Job → Exclude the pictures; give every entry again exactly as written.

Supplied data →
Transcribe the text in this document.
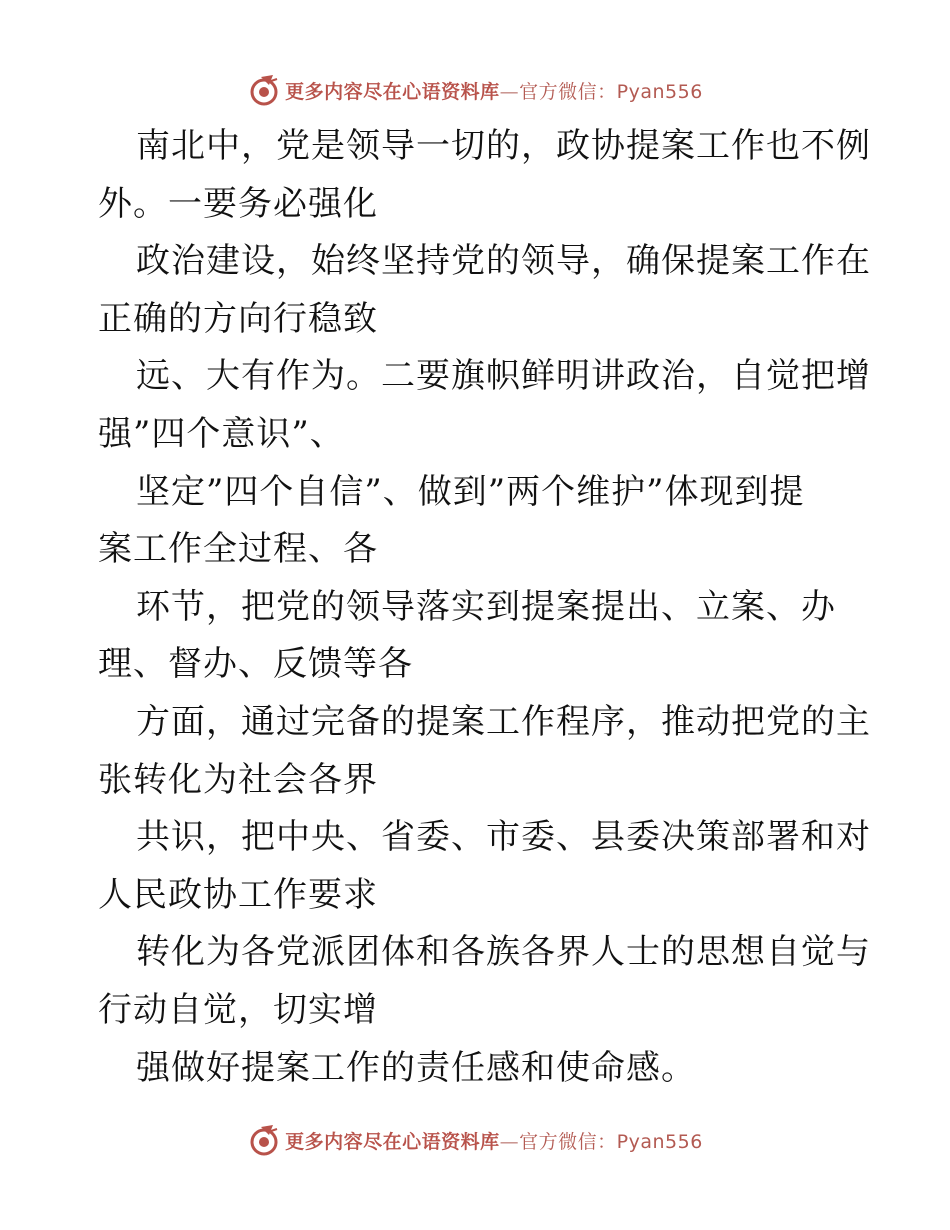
更多内容尽在心语资料库—官方微信：Pyan556
南北中，党是领导一切的，政协提案工作也不例
外。一要务必强化
政治建设，始终坚持党的领导，确保提案工作在
正确的方向行稳致
远、大有作为。二要旗帜鲜明讲政治，自觉把增
强”四个意识”、
坚定”四个自信”、做到”两个维护”体现到提
案工作全过程、各
环节，把党的领导落实到提案提出、立案、办
理、督办、反馈等各
方面，通过完备的提案工作程序，推动把党的主
张转化为社会各界
共识，把中央、省委、市委、县委决策部署和对
人民政协工作要求
转化为各党派团体和各族各界人士的思想自觉与
行动自觉，切实增
强做好提案工作的责任感和使命感。
更多内容尽在心语资料库—官方微信：Pyan556
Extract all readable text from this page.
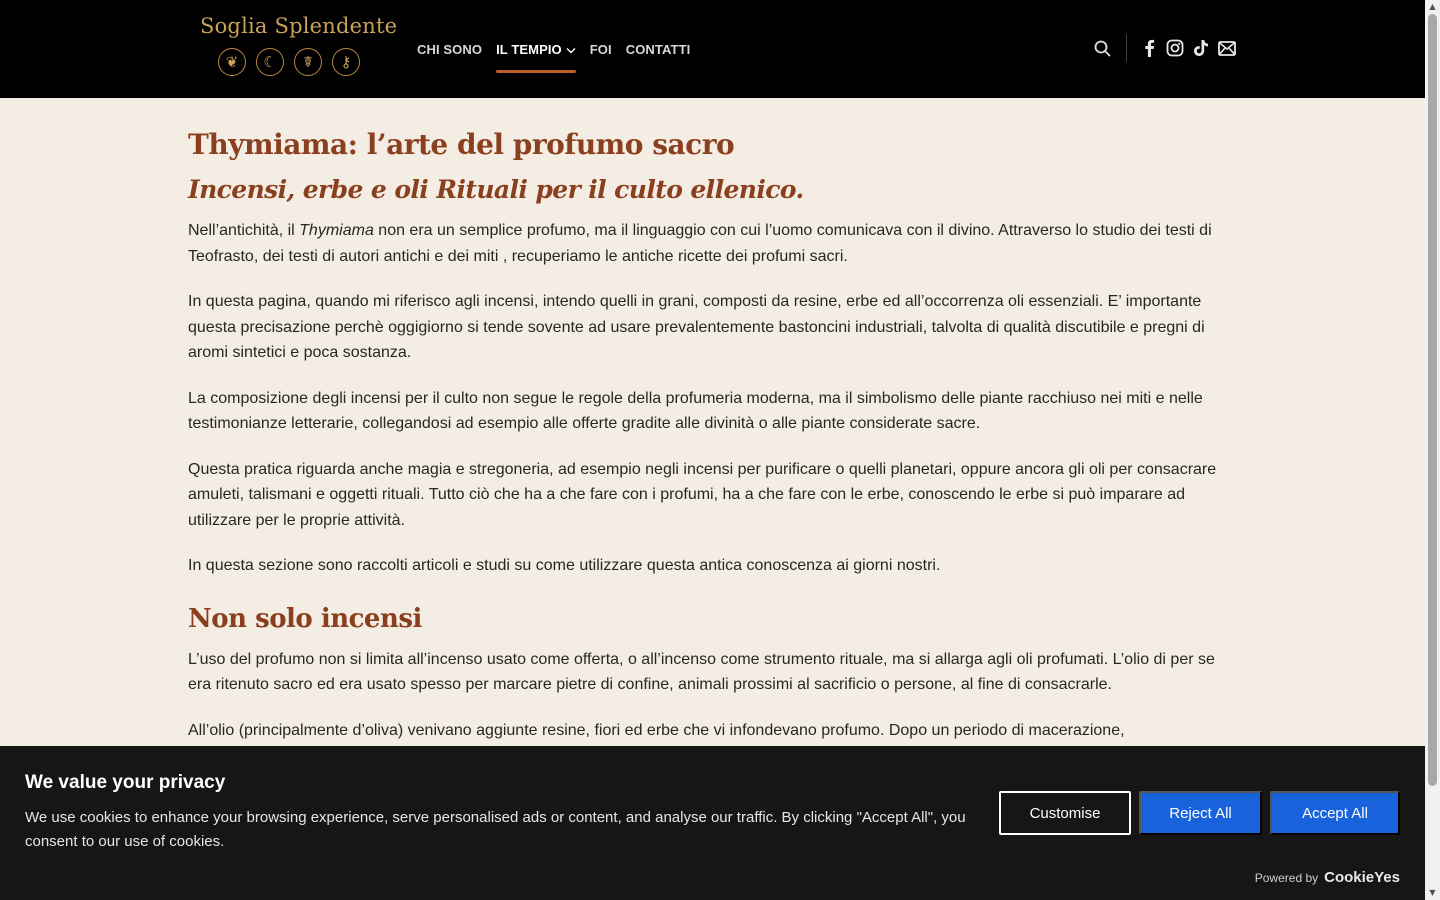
Soglia Splendente
❦	☾	☤	⚷
CHI SONO IL TEMPIO FOI CONTATTI
Thymiama: l’arte del profumo sacro
Incensi, erbe e oli Rituali per il culto ellenico.

Nell’antichità, il Thymiama non era un semplice profumo, ma il linguaggio con cui l’uomo comunicava con il divino. Attraverso lo studio dei testi di Teofrasto, dei testi di autori antichi e dei miti , recuperiamo le antiche ricette dei profumi sacri.

In questa pagina, quando mi riferisco agli incensi, intendo quelli in grani, composti da resine, erbe ed all’occorrenza oli essenziali. E’ importante questa precisazione perchè oggigiorno si tende sovente ad usare prevalentemente bastoncini industriali, talvolta di qualità discutibile e pregni di aromi sintetici e poca sostanza.

La composizione degli incensi per il culto non segue le regole della profumeria moderna, ma il simbolismo delle piante racchiuso nei miti e nelle testimonianze letterarie, collegandosi ad esempio alle offerte gradite alle divinità o alle piante considerate sacre.

Questa pratica riguarda anche magia e stregoneria, ad esempio negli incensi per purificare o quelli planetari, oppure ancora gli oli per consacrare amuleti, talismani e oggetti rituali. Tutto ciò che ha a che fare con i profumi, ha a che fare con le erbe, conoscendo le erbe si può imparare ad utilizzare per le proprie attività.

In questa sezione sono raccolti articoli e studi su come utilizzare questa antica conoscenza ai giorni nostri.

Non solo incensi

L’uso del profumo non si limita all’incenso usato come offerta, o all’incenso come strumento rituale, ma si allarga agli oli profumati. L’olio di per se era ritenuto sacro ed era usato spesso per marcare pietre di confine, animali prossimi al sacrificio o persone, al fine di consacrarle.

All’olio (principalmente d’oliva) venivano aggiunte resine, fiori ed erbe che vi infondevano profumo. Dopo un periodo di macerazione,

We value your privacy
We use cookies to enhance your browsing experience, serve personalised ads or content, and analyse our traffic. By clicking "Accept All", you consent to our use of cookies.
Customise	Reject All	Accept All
Powered by CookieYes
▲
▼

Worked answer →
Transcribe the text in this document.
更多内容尽在心语资料库—官方微信：Pyan556
南北中，党是领导一切的，政协提案工作也不例
外。一要务必强化
政治建设，始终坚持党的领导，确保提案工作在
正确的方向行稳致
远、大有作为。二要旗帜鲜明讲政治，自觉把增
强”四个意识”、
坚定”四个自信”、做到”两个维护”体现到提
案工作全过程、各
环节，把党的领导落实到提案提出、立案、办
理、督办、反馈等各
方面，通过完备的提案工作程序，推动把党的主
张转化为社会各界
共识，把中央、省委、市委、县委决策部署和对
人民政协工作要求
转化为各党派团体和各族各界人士的思想自觉与
行动自觉，切实增
强做好提案工作的责任感和使命感。
更多内容尽在心语资料库—官方微信：Pyan556
Extract all readable text from this page.
Soglia Splendente
❦	☾	☤	⚷
CHI SONO IL TEMPIO FOI CONTATTI
Thymiama: l’arte del profumo sacro
Incensi, erbe e oli Rituali per il culto ellenico.

Nell’antichità, il Thymiama non era un semplice profumo, ma il linguaggio con cui l’uomo comunicava con il divino. Attraverso lo studio dei testi di Teofrasto, dei testi di autori antichi e dei miti , recuperiamo le antiche ricette dei profumi sacri.

In questa pagina, quando mi riferisco agli incensi, intendo quelli in grani, composti da resine, erbe ed all’occorrenza oli essenziali. E’ importante questa precisazione perchè oggigiorno si tende sovente ad usare prevalentemente bastoncini industriali, talvolta di qualità discutibile e pregni di aromi sintetici e poca sostanza.

La composizione degli incensi per il culto non segue le regole della profumeria moderna, ma il simbolismo delle piante racchiuso nei miti e nelle testimonianze letterarie, collegandosi ad esempio alle offerte gradite alle divinità o alle piante considerate sacre.

Questa pratica riguarda anche magia e stregoneria, ad esempio negli incensi per purificare o quelli planetari, oppure ancora gli oli per consacrare amuleti, talismani e oggetti rituali. Tutto ciò che ha a che fare con i profumi, ha a che fare con le erbe, conoscendo le erbe si può imparare ad utilizzare per le proprie attività.

In questa sezione sono raccolti articoli e studi su come utilizzare questa antica conoscenza ai giorni nostri.

Non solo incensi

L’uso del profumo non si limita all’incenso usato come offerta, o all’incenso come strumento rituale, ma si allarga agli oli profumati. L’olio di per se era ritenuto sacro ed era usato spesso per marcare pietre di confine, animali prossimi al sacrificio o persone, al fine di consacrarle.

All’olio (principalmente d’oliva) venivano aggiunte resine, fiori ed erbe che vi infondevano profumo. Dopo un periodo di macerazione,

We value your privacy
We use cookies to enhance your browsing experience, serve personalised ads or content, and analyse our traffic. By clicking "Accept All", you consent to our use of cookies.
Customise	Reject All	Accept All
Powered by CookieYes
▲
▼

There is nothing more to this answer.